→ **STATED PROBLEM**: In this exercise, return the whole listing exactly, excluding any images.
═══ EXERCISE MATERIALS ═══
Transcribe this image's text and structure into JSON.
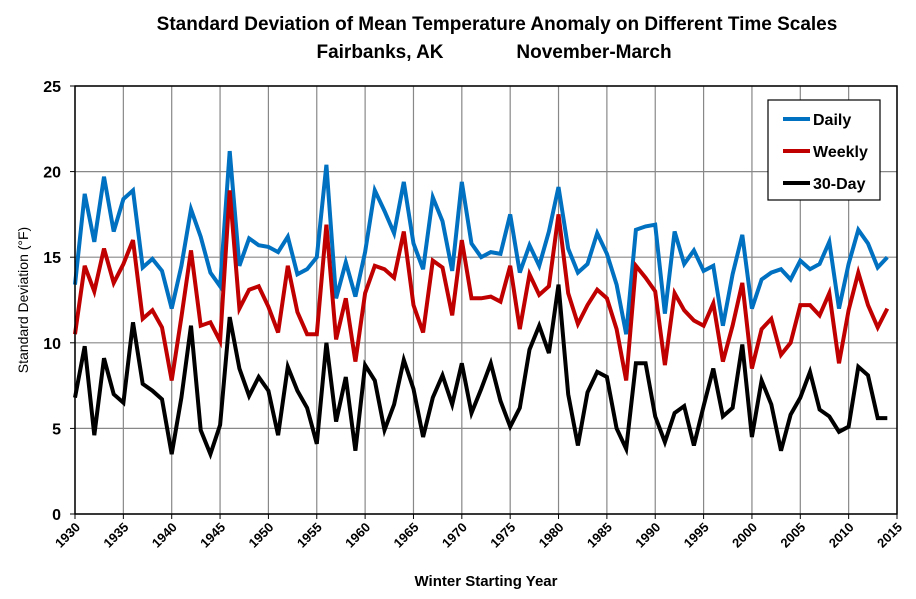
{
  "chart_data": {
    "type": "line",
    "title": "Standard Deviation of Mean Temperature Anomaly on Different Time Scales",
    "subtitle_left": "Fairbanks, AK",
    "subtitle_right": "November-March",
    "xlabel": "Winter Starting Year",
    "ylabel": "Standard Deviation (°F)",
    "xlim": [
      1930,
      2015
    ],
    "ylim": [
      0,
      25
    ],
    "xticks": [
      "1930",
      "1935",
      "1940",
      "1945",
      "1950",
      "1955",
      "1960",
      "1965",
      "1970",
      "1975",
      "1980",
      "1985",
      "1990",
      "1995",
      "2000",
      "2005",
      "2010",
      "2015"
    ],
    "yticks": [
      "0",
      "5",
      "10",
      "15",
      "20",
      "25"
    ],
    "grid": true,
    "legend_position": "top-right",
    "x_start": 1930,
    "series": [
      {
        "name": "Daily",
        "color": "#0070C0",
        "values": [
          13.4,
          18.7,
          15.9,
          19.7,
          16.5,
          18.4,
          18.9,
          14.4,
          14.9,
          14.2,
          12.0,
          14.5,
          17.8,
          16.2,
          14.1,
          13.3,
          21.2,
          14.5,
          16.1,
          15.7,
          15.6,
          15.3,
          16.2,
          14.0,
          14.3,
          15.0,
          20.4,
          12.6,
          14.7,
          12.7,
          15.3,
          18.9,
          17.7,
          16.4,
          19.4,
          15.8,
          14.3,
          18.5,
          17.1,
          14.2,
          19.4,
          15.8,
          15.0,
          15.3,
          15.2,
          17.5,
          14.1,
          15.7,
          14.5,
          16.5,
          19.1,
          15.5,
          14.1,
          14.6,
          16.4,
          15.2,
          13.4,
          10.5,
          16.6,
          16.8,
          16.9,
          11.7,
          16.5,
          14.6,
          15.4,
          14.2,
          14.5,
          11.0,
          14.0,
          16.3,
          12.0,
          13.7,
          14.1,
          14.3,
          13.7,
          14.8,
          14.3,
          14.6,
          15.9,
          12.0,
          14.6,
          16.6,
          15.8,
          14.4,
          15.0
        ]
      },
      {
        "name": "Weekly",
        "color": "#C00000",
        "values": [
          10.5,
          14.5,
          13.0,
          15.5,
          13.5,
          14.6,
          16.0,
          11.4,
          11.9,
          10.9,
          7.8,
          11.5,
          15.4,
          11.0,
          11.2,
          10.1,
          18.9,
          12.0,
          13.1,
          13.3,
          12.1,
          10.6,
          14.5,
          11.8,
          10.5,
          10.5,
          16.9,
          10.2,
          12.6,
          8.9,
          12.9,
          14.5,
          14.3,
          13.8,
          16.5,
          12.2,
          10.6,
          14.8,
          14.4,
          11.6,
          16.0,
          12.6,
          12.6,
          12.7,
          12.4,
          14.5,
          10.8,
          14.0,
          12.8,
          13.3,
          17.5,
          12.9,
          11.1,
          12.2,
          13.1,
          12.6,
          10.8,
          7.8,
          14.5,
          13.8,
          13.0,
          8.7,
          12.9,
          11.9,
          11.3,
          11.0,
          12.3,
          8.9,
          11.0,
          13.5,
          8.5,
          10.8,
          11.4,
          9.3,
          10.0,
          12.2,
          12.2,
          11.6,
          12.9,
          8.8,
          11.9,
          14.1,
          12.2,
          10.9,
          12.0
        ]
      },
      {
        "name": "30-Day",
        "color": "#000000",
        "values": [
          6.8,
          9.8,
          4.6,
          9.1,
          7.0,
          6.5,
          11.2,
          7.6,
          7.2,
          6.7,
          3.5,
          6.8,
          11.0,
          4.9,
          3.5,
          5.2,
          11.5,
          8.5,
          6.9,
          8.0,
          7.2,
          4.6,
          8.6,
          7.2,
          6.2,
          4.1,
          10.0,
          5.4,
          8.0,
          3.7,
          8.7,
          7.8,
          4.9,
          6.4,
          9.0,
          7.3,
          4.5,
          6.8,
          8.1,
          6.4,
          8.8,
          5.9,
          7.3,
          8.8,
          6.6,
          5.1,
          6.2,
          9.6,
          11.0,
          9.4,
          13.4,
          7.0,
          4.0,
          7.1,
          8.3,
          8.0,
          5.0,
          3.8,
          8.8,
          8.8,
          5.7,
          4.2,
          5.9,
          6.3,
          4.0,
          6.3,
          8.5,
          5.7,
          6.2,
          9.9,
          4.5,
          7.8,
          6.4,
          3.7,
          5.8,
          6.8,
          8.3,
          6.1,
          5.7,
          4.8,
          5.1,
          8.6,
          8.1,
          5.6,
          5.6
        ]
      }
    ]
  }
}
═══
→ **EXERCISE ANSWER**:
Transcribe this image's text and structure into JSON.
{
  "chart_data": {
    "type": "line",
    "title": "Standard Deviation of Mean Temperature Anomaly on Different Time Scales",
    "subtitle_left": "Fairbanks, AK",
    "subtitle_right": "November-March",
    "xlabel": "Winter Starting Year",
    "ylabel": "Standard Deviation (°F)",
    "xlim": [
      1930,
      2015
    ],
    "ylim": [
      0,
      25
    ],
    "xticks": [
      "1930",
      "1935",
      "1940",
      "1945",
      "1950",
      "1955",
      "1960",
      "1965",
      "1970",
      "1975",
      "1980",
      "1985",
      "1990",
      "1995",
      "2000",
      "2005",
      "2010",
      "2015"
    ],
    "yticks": [
      "0",
      "5",
      "10",
      "15",
      "20",
      "25"
    ],
    "grid": true,
    "legend_position": "top-right",
    "x_start": 1930,
    "series": [
      {
        "name": "Daily",
        "color": "#0070C0",
        "values": [
          13.4,
          18.7,
          15.9,
          19.7,
          16.5,
          18.4,
          18.9,
          14.4,
          14.9,
          14.2,
          12.0,
          14.5,
          17.8,
          16.2,
          14.1,
          13.3,
          21.2,
          14.5,
          16.1,
          15.7,
          15.6,
          15.3,
          16.2,
          14.0,
          14.3,
          15.0,
          20.4,
          12.6,
          14.7,
          12.7,
          15.3,
          18.9,
          17.7,
          16.4,
          19.4,
          15.8,
          14.3,
          18.5,
          17.1,
          14.2,
          19.4,
          15.8,
          15.0,
          15.3,
          15.2,
          17.5,
          14.1,
          15.7,
          14.5,
          16.5,
          19.1,
          15.5,
          14.1,
          14.6,
          16.4,
          15.2,
          13.4,
          10.5,
          16.6,
          16.8,
          16.9,
          11.7,
          16.5,
          14.6,
          15.4,
          14.2,
          14.5,
          11.0,
          14.0,
          16.3,
          12.0,
          13.7,
          14.1,
          14.3,
          13.7,
          14.8,
          14.3,
          14.6,
          15.9,
          12.0,
          14.6,
          16.6,
          15.8,
          14.4,
          15.0
        ]
      },
      {
        "name": "Weekly",
        "color": "#C00000",
        "values": [
          10.5,
          14.5,
          13.0,
          15.5,
          13.5,
          14.6,
          16.0,
          11.4,
          11.9,
          10.9,
          7.8,
          11.5,
          15.4,
          11.0,
          11.2,
          10.1,
          18.9,
          12.0,
          13.1,
          13.3,
          12.1,
          10.6,
          14.5,
          11.8,
          10.5,
          10.5,
          16.9,
          10.2,
          12.6,
          8.9,
          12.9,
          14.5,
          14.3,
          13.8,
          16.5,
          12.2,
          10.6,
          14.8,
          14.4,
          11.6,
          16.0,
          12.6,
          12.6,
          12.7,
          12.4,
          14.5,
          10.8,
          14.0,
          12.8,
          13.3,
          17.5,
          12.9,
          11.1,
          12.2,
          13.1,
          12.6,
          10.8,
          7.8,
          14.5,
          13.8,
          13.0,
          8.7,
          12.9,
          11.9,
          11.3,
          11.0,
          12.3,
          8.9,
          11.0,
          13.5,
          8.5,
          10.8,
          11.4,
          9.3,
          10.0,
          12.2,
          12.2,
          11.6,
          12.9,
          8.8,
          11.9,
          14.1,
          12.2,
          10.9,
          12.0
        ]
      },
      {
        "name": "30-Day",
        "color": "#000000",
        "values": [
          6.8,
          9.8,
          4.6,
          9.1,
          7.0,
          6.5,
          11.2,
          7.6,
          7.2,
          6.7,
          3.5,
          6.8,
          11.0,
          4.9,
          3.5,
          5.2,
          11.5,
          8.5,
          6.9,
          8.0,
          7.2,
          4.6,
          8.6,
          7.2,
          6.2,
          4.1,
          10.0,
          5.4,
          8.0,
          3.7,
          8.7,
          7.8,
          4.9,
          6.4,
          9.0,
          7.3,
          4.5,
          6.8,
          8.1,
          6.4,
          8.8,
          5.9,
          7.3,
          8.8,
          6.6,
          5.1,
          6.2,
          9.6,
          11.0,
          9.4,
          13.4,
          7.0,
          4.0,
          7.1,
          8.3,
          8.0,
          5.0,
          3.8,
          8.8,
          8.8,
          5.7,
          4.2,
          5.9,
          6.3,
          4.0,
          6.3,
          8.5,
          5.7,
          6.2,
          9.9,
          4.5,
          7.8,
          6.4,
          3.7,
          5.8,
          6.8,
          8.3,
          6.1,
          5.7,
          4.8,
          5.1,
          8.6,
          8.1,
          5.6,
          5.6
        ]
      }
    ]
  }
}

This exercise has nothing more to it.